Goal of the exercise ▸ In the data, extract each line that holds the string "name".

Data for this exercise ▸
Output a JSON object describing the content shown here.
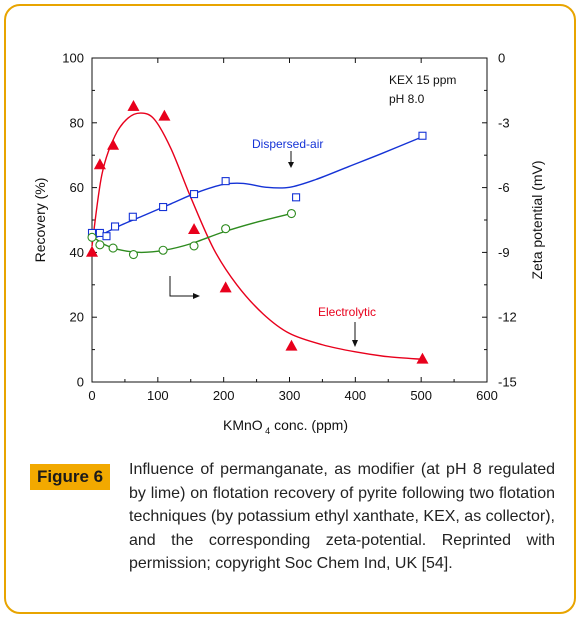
{
  "chart_data": {
    "type": "line",
    "xlabel_main": "KMnO",
    "xlabel_sub": "4",
    "xlabel_tail": " conc. (ppm)",
    "ylabel": "Recovery  (%)",
    "y2label": "Zeta potential (mV)",
    "xlim": [
      0,
      600
    ],
    "ylim": [
      0,
      100
    ],
    "y2lim": [
      -15,
      0
    ],
    "xticks": [
      "0",
      "100",
      "200",
      "300",
      "400",
      "500",
      "600"
    ],
    "yticks": [
      "0",
      "20",
      "40",
      "60",
      "80",
      "100"
    ],
    "y2ticks": [
      "-15",
      "-12",
      "-9",
      "-6",
      "-3",
      "0"
    ],
    "annotations": [
      "KEX 15 ppm",
      "pH 8.0"
    ],
    "series": [
      {
        "name": "Electrolytic",
        "axis": "left",
        "marker": "filled-triangle",
        "color": "#e8001c",
        "x": [
          0,
          12,
          32,
          63,
          110,
          155,
          203,
          303,
          502
        ],
        "y": [
          40,
          67,
          73,
          85,
          82,
          47,
          29,
          11,
          7
        ]
      },
      {
        "name": "Dispersed-air",
        "axis": "left",
        "marker": "open-square",
        "color": "#1533d6",
        "x": [
          0,
          12,
          22,
          35,
          62,
          108,
          155,
          203,
          310,
          502
        ],
        "y": [
          46,
          46,
          45,
          48,
          51,
          54,
          58,
          62,
          57,
          76
        ]
      },
      {
        "name": "",
        "axis": "right",
        "marker": "open-circle",
        "color": "#2e8b1f",
        "x": [
          0,
          12,
          32,
          63,
          108,
          155,
          203,
          303
        ],
        "y": [
          -8.3,
          -8.65,
          -8.8,
          -9.1,
          -8.9,
          -8.7,
          -7.9,
          -7.2
        ]
      }
    ]
  },
  "caption": {
    "label": "Figure 6",
    "text": "Influence of permanganate, as modifier (at pH 8 regulated by lime) on flotation recovery of pyrite following two flotation techniques (by potassium ethyl xanthate, KEX, as collector), and the corresponding zeta-potential. Reprinted with permission; copyright Soc Chem Ind, UK [54]."
  },
  "colors": {
    "accent": "#f2a900",
    "electrolytic": "#e8001c",
    "dispersed_air": "#1533d6",
    "zeta": "#2e8b1f"
  }
}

Response for this exercise ▸
        "name": "Electrolytic",
        "name": "Dispersed-air",
        "name": "",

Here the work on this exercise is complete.